╭─ Data rows

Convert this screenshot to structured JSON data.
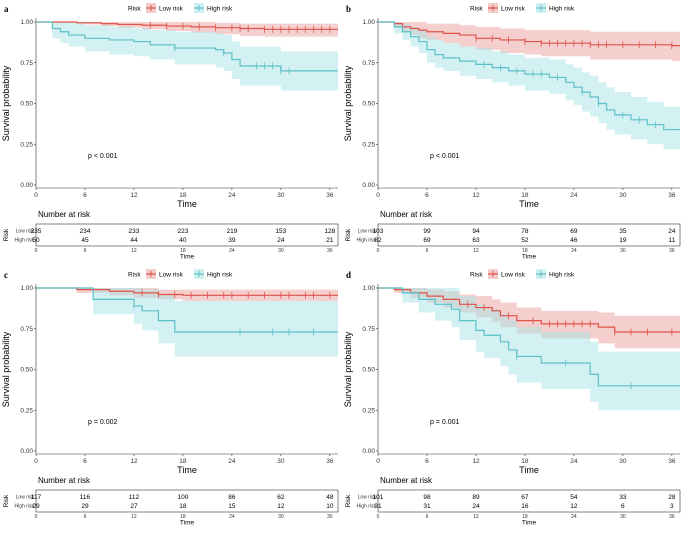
{
  "chart_data": [
    {
      "panel": "a",
      "type": "line",
      "subtype": "kaplan-meier",
      "xlabel": "Time",
      "ylabel": "Survival probability",
      "xlim": [
        0,
        37
      ],
      "ylim": [
        0,
        1
      ],
      "xticks": [
        0,
        6,
        12,
        18,
        24,
        30,
        36
      ],
      "yticks": [
        "0.00",
        "0.25",
        "0.50",
        "0.75",
        "1.00"
      ],
      "legend_title": "Risk",
      "pvalue": "p < 0.001",
      "series": [
        {
          "name": "Low risk",
          "color": "#e0534a",
          "ci_color": "#e9a09c",
          "x": [
            0,
            5,
            8,
            10,
            13,
            16,
            19,
            22,
            25,
            28,
            36
          ],
          "y": [
            1.0,
            0.995,
            0.99,
            0.985,
            0.98,
            0.975,
            0.97,
            0.965,
            0.96,
            0.955,
            0.955
          ],
          "lower": [
            1.0,
            0.985,
            0.975,
            0.965,
            0.955,
            0.945,
            0.935,
            0.925,
            0.915,
            0.91,
            0.91
          ],
          "upper": [
            1.0,
            1.0,
            1.0,
            1.0,
            1.0,
            1.0,
            1.0,
            0.995,
            0.99,
            0.99,
            0.99
          ],
          "censors": [
            14,
            16,
            18,
            20,
            22,
            24,
            25,
            26,
            28,
            29,
            30,
            31,
            32,
            33,
            34,
            35,
            36
          ]
        },
        {
          "name": "High risk",
          "color": "#5bc0c8",
          "ci_color": "#a8e3e6",
          "x": [
            0,
            2,
            3,
            4,
            6,
            9,
            12,
            14,
            17,
            22,
            23,
            24,
            25,
            30,
            36
          ],
          "y": [
            1.0,
            0.96,
            0.94,
            0.92,
            0.9,
            0.89,
            0.88,
            0.86,
            0.84,
            0.83,
            0.81,
            0.77,
            0.73,
            0.7,
            0.7
          ],
          "lower": [
            1.0,
            0.9,
            0.87,
            0.85,
            0.82,
            0.8,
            0.79,
            0.77,
            0.74,
            0.72,
            0.7,
            0.65,
            0.61,
            0.58,
            0.58
          ],
          "upper": [
            1.0,
            1.0,
            1.0,
            1.0,
            0.98,
            0.97,
            0.96,
            0.95,
            0.94,
            0.93,
            0.92,
            0.88,
            0.85,
            0.82,
            0.82
          ],
          "censors": [
            17,
            23,
            27,
            28,
            29,
            30,
            31
          ]
        }
      ],
      "risk_table": {
        "title": "Number at risk",
        "row_label": "Risk",
        "rows": [
          {
            "name": "Low risk",
            "values": [
              235,
              234,
              233,
              223,
              219,
              153,
              128
            ]
          },
          {
            "name": "High risk",
            "values": [
              50,
              45,
              44,
              40,
              39,
              24,
              21
            ]
          }
        ],
        "xlabel": "Time",
        "xticks": [
          0,
          6,
          12,
          18,
          24,
          30,
          36
        ]
      }
    },
    {
      "panel": "b",
      "type": "line",
      "subtype": "kaplan-meier",
      "xlabel": "Time",
      "ylabel": "Survival probability",
      "xlim": [
        0,
        37
      ],
      "ylim": [
        0,
        1
      ],
      "xticks": [
        0,
        6,
        12,
        18,
        24,
        30,
        36
      ],
      "yticks": [
        "0.00",
        "0.25",
        "0.50",
        "0.75",
        "1.00"
      ],
      "legend_title": "Risk",
      "pvalue": "p < 0.001",
      "series": [
        {
          "name": "Low risk",
          "color": "#e0534a",
          "ci_color": "#e9a09c",
          "x": [
            0,
            2,
            3,
            4,
            5,
            6,
            8,
            10,
            12,
            15,
            18,
            20,
            26,
            36
          ],
          "y": [
            1.0,
            0.99,
            0.97,
            0.96,
            0.95,
            0.94,
            0.93,
            0.92,
            0.9,
            0.89,
            0.88,
            0.87,
            0.86,
            0.855
          ],
          "lower": [
            1.0,
            0.97,
            0.94,
            0.92,
            0.9,
            0.89,
            0.87,
            0.85,
            0.83,
            0.81,
            0.8,
            0.79,
            0.77,
            0.76
          ],
          "upper": [
            1.0,
            1.0,
            1.0,
            1.0,
            1.0,
            0.99,
            0.99,
            0.98,
            0.97,
            0.96,
            0.95,
            0.95,
            0.94,
            0.94
          ],
          "censors": [
            12,
            14,
            16,
            18,
            20,
            21,
            22,
            23,
            24,
            25,
            26,
            27,
            28,
            30,
            32,
            34,
            36
          ]
        },
        {
          "name": "High risk",
          "color": "#5bc0c8",
          "ci_color": "#a8e3e6",
          "x": [
            0,
            2,
            3,
            4,
            5,
            6,
            7,
            8,
            10,
            12,
            14,
            16,
            18,
            21,
            23,
            24,
            25,
            26,
            27,
            28,
            29,
            31,
            33,
            35,
            36
          ],
          "y": [
            1.0,
            0.97,
            0.94,
            0.91,
            0.88,
            0.83,
            0.8,
            0.78,
            0.76,
            0.74,
            0.72,
            0.7,
            0.68,
            0.66,
            0.63,
            0.6,
            0.57,
            0.54,
            0.5,
            0.46,
            0.43,
            0.4,
            0.37,
            0.34,
            0.34
          ],
          "lower": [
            1.0,
            0.93,
            0.89,
            0.85,
            0.81,
            0.75,
            0.72,
            0.7,
            0.67,
            0.65,
            0.63,
            0.61,
            0.58,
            0.56,
            0.52,
            0.49,
            0.45,
            0.42,
            0.38,
            0.34,
            0.31,
            0.28,
            0.25,
            0.22,
            0.22
          ],
          "upper": [
            1.0,
            1.0,
            0.99,
            0.97,
            0.95,
            0.91,
            0.89,
            0.87,
            0.85,
            0.84,
            0.82,
            0.8,
            0.78,
            0.77,
            0.74,
            0.72,
            0.69,
            0.67,
            0.63,
            0.6,
            0.57,
            0.54,
            0.51,
            0.48,
            0.48
          ],
          "censors": [
            13,
            15,
            17,
            19,
            20,
            22,
            25,
            27,
            30,
            32,
            34
          ]
        }
      ],
      "risk_table": {
        "title": "Number at risk",
        "row_label": "Risk",
        "rows": [
          {
            "name": "Low risk",
            "values": [
              103,
              99,
              94,
              78,
              69,
              35,
              24
            ]
          },
          {
            "name": "High risk",
            "values": [
              82,
              69,
              63,
              52,
              46,
              19,
              11
            ]
          }
        ],
        "xlabel": "Time",
        "xticks": [
          0,
          6,
          12,
          18,
          24,
          30,
          36
        ]
      }
    },
    {
      "panel": "c",
      "type": "line",
      "subtype": "kaplan-meier",
      "xlabel": "Time",
      "ylabel": "Survival probability",
      "xlim": [
        0,
        37
      ],
      "ylim": [
        0,
        1
      ],
      "xticks": [
        0,
        6,
        12,
        18,
        24,
        30,
        36
      ],
      "yticks": [
        "0.00",
        "0.25",
        "0.50",
        "0.75",
        "1.00"
      ],
      "legend_title": "Risk",
      "pvalue": "p = 0.002",
      "series": [
        {
          "name": "Low risk",
          "color": "#e0534a",
          "ci_color": "#e9a09c",
          "x": [
            0,
            5,
            9,
            12,
            15,
            18,
            36
          ],
          "y": [
            1.0,
            0.99,
            0.98,
            0.97,
            0.96,
            0.955,
            0.955
          ],
          "lower": [
            1.0,
            0.97,
            0.955,
            0.94,
            0.93,
            0.92,
            0.92
          ],
          "upper": [
            1.0,
            1.0,
            1.0,
            1.0,
            0.99,
            0.99,
            0.99
          ],
          "censors": [
            13,
            15,
            17,
            19,
            21,
            23,
            24,
            26,
            28,
            30,
            31,
            33,
            34,
            36
          ]
        },
        {
          "name": "High risk",
          "color": "#5bc0c8",
          "ci_color": "#a8e3e6",
          "x": [
            0,
            7,
            12,
            13,
            15,
            17,
            36
          ],
          "y": [
            1.0,
            0.93,
            0.89,
            0.86,
            0.8,
            0.73,
            0.73
          ],
          "lower": [
            1.0,
            0.84,
            0.78,
            0.74,
            0.66,
            0.58,
            0.58
          ],
          "upper": [
            1.0,
            1.0,
            1.0,
            0.99,
            0.96,
            0.92,
            0.92
          ],
          "censors": [
            12,
            25,
            29,
            31,
            34
          ]
        }
      ],
      "risk_table": {
        "title": "Number at risk",
        "row_label": "Risk",
        "rows": [
          {
            "name": "Low risk",
            "values": [
              117,
              116,
              112,
              100,
              86,
              62,
              48
            ]
          },
          {
            "name": "High risk",
            "values": [
              29,
              29,
              27,
              18,
              15,
              12,
              10
            ]
          }
        ],
        "xlabel": "Time",
        "xticks": [
          0,
          6,
          12,
          18,
          24,
          30,
          36
        ]
      }
    },
    {
      "panel": "d",
      "type": "line",
      "subtype": "kaplan-meier",
      "xlabel": "Time",
      "ylabel": "Survival probability",
      "xlim": [
        0,
        37
      ],
      "ylim": [
        0,
        1
      ],
      "xticks": [
        0,
        6,
        12,
        18,
        24,
        30,
        36
      ],
      "yticks": [
        "0.00",
        "0.25",
        "0.50",
        "0.75",
        "1.00"
      ],
      "legend_title": "Risk",
      "pvalue": "p = 0.001",
      "series": [
        {
          "name": "Low risk",
          "color": "#e0534a",
          "ci_color": "#e9a09c",
          "x": [
            0,
            2,
            4,
            6,
            8,
            10,
            12,
            14,
            15,
            17,
            20,
            27,
            29,
            36
          ],
          "y": [
            1.0,
            0.99,
            0.97,
            0.95,
            0.93,
            0.9,
            0.88,
            0.86,
            0.83,
            0.8,
            0.78,
            0.76,
            0.73,
            0.73
          ],
          "lower": [
            1.0,
            0.97,
            0.94,
            0.91,
            0.88,
            0.85,
            0.82,
            0.79,
            0.76,
            0.72,
            0.69,
            0.66,
            0.63,
            0.63
          ],
          "upper": [
            1.0,
            1.0,
            1.0,
            0.99,
            0.98,
            0.96,
            0.95,
            0.93,
            0.91,
            0.88,
            0.86,
            0.85,
            0.83,
            0.83
          ],
          "censors": [
            11,
            13,
            16,
            19,
            21,
            22,
            23,
            24,
            25,
            26,
            29,
            31,
            33,
            36
          ]
        },
        {
          "name": "High risk",
          "color": "#5bc0c8",
          "ci_color": "#a8e3e6",
          "x": [
            0,
            3,
            5,
            7,
            9,
            10,
            12,
            13,
            15,
            16,
            17,
            20,
            26,
            27,
            36
          ],
          "y": [
            1.0,
            0.97,
            0.93,
            0.9,
            0.87,
            0.8,
            0.74,
            0.71,
            0.67,
            0.62,
            0.58,
            0.54,
            0.47,
            0.4,
            0.4
          ],
          "lower": [
            1.0,
            0.91,
            0.85,
            0.8,
            0.76,
            0.68,
            0.61,
            0.57,
            0.52,
            0.47,
            0.42,
            0.38,
            0.3,
            0.25,
            0.25
          ],
          "upper": [
            1.0,
            1.0,
            1.0,
            1.0,
            1.0,
            0.95,
            0.9,
            0.87,
            0.84,
            0.8,
            0.76,
            0.73,
            0.67,
            0.61,
            0.61
          ],
          "censors": [
            17,
            23,
            31
          ]
        }
      ],
      "risk_table": {
        "title": "Number at risk",
        "row_label": "Risk",
        "rows": [
          {
            "name": "Low risk",
            "values": [
              101,
              98,
              89,
              67,
              54,
              33,
              28
            ]
          },
          {
            "name": "High risk",
            "values": [
              31,
              31,
              24,
              16,
              12,
              6,
              3
            ]
          }
        ],
        "xlabel": "Time",
        "xticks": [
          0,
          6,
          12,
          18,
          24,
          30,
          36
        ]
      }
    }
  ]
}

╰─

Task prompt: Give only the number of lines in the entries above that contain the string "pvalue".

Exercise answer: 4